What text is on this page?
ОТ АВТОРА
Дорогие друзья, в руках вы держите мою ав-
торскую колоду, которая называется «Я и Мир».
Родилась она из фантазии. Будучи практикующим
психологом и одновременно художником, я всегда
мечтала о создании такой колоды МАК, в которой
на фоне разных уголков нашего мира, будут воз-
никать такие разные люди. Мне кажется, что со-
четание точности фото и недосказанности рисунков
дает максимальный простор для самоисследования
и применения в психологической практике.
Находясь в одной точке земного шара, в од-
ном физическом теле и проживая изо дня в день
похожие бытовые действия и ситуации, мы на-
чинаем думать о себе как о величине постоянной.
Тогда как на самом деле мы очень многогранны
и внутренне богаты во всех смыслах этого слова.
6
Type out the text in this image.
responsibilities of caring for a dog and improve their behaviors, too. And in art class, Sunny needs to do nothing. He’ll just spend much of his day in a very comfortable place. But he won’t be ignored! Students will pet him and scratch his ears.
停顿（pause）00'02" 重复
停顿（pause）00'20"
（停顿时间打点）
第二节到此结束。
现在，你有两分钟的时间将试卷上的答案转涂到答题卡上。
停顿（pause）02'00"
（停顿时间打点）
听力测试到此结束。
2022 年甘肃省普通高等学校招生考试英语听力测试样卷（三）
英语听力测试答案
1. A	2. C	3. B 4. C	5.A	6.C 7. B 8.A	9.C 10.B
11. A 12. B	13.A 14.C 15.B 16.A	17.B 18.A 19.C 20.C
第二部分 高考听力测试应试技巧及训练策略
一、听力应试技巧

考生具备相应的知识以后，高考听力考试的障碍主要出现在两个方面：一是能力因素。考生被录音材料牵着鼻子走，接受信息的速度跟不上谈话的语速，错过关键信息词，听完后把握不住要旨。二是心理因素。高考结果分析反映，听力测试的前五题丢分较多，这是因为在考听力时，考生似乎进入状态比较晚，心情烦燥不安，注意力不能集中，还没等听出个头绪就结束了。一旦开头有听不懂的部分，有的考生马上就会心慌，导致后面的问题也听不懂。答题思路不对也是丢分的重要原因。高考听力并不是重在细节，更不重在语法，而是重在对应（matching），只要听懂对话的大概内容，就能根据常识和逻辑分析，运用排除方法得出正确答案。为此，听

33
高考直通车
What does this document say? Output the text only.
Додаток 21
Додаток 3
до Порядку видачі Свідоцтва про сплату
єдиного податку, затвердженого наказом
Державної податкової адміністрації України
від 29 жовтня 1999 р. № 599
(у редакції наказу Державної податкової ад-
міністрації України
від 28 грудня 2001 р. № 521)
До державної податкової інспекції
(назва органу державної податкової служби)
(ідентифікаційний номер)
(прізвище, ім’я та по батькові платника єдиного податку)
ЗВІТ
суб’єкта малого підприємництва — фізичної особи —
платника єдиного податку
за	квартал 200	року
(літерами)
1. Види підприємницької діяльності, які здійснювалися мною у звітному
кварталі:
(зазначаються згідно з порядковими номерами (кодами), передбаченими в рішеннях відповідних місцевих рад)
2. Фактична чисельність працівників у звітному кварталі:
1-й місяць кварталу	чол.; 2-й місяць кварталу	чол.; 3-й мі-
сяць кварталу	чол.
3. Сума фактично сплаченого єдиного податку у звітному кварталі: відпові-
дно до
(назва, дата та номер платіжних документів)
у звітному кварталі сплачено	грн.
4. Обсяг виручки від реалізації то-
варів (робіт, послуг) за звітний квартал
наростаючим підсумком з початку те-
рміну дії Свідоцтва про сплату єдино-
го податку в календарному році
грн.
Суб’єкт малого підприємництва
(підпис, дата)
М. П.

★ ★ ★

# [GIVEN TASK]
Read the entries and pick out all lines that include the word "pause".

# [FULL ANSWER]
停顿（pause）00'02" 重复
停顿（pause）00'20"
停顿（pause）02'00"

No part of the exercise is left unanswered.